[Records from a data source]
****

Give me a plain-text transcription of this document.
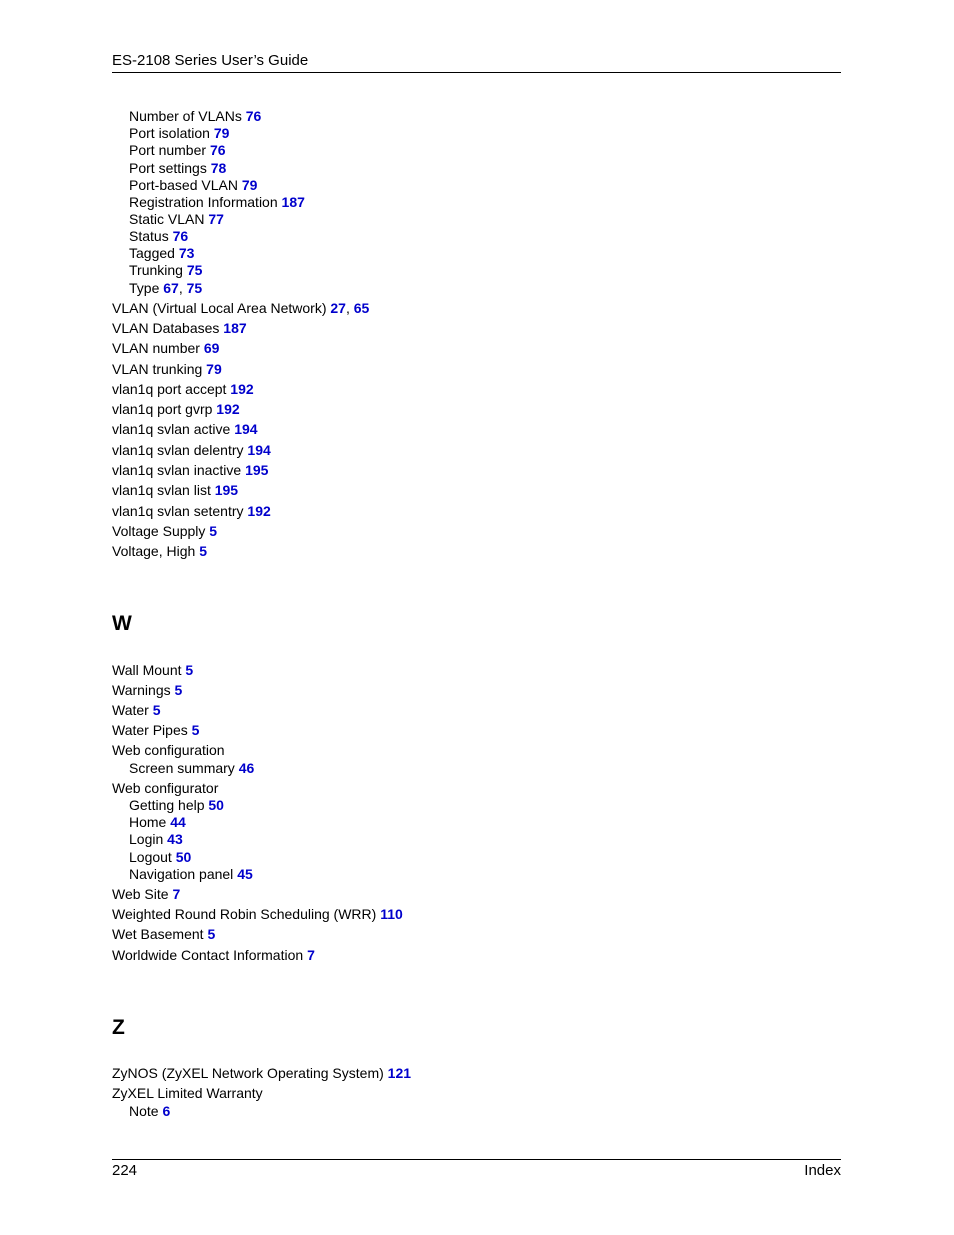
ES-2108 Series User’s Guide
Number of VLANs 76
Port isolation 79
Port number 76
Port settings 78
Port-based VLAN 79
Registration Information 187
Static VLAN 77
Status 76
Tagged 73
Trunking 75
Type 67, 75
VLAN (Virtual Local Area Network) 27, 65
VLAN Databases 187
VLAN number 69
VLAN trunking 79
vlan1q port accept 192
vlan1q port gvrp 192
vlan1q svlan active 194
vlan1q svlan delentry 194
vlan1q svlan inactive 195
vlan1q svlan list 195
vlan1q svlan setentry 192
Voltage Supply 5
Voltage, High 5
W
Wall Mount 5
Warnings 5
Water 5
Water Pipes 5
Web configuration
Screen summary 46
Web configurator
Getting help 50
Home 44
Login 43
Logout 50
Navigation panel 45
Web Site 7
Weighted Round Robin Scheduling (WRR) 110
Wet Basement 5
Worldwide Contact Information 7
Z
ZyNOS (ZyXEL Network Operating System) 121
ZyXEL Limited Warranty
Note 6
224	Index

****

● Requirement
Repeat all of the entries word for word, but omit the pictures.

● Task output
Give me a plain-text transcription of this document.
ES-2108 Series User’s Guide
Number of VLANs 76
Port isolation 79
Port number 76
Port settings 78
Port-based VLAN 79
Registration Information 187
Static VLAN 77
Status 76
Tagged 73
Trunking 75
Type 67, 75
VLAN (Virtual Local Area Network) 27, 65
VLAN Databases 187
VLAN number 69
VLAN trunking 79
vlan1q port accept 192
vlan1q port gvrp 192
vlan1q svlan active 194
vlan1q svlan delentry 194
vlan1q svlan inactive 195
vlan1q svlan list 195
vlan1q svlan setentry 192
Voltage Supply 5
Voltage, High 5
W
Wall Mount 5
Warnings 5
Water 5
Water Pipes 5
Web configuration
Screen summary 46
Web configurator
Getting help 50
Home 44
Login 43
Logout 50
Navigation panel 45
Web Site 7
Weighted Round Robin Scheduling (WRR) 110
Wet Basement 5
Worldwide Contact Information 7
Z
ZyNOS (ZyXEL Network Operating System) 121
ZyXEL Limited Warranty
Note 6
224	Index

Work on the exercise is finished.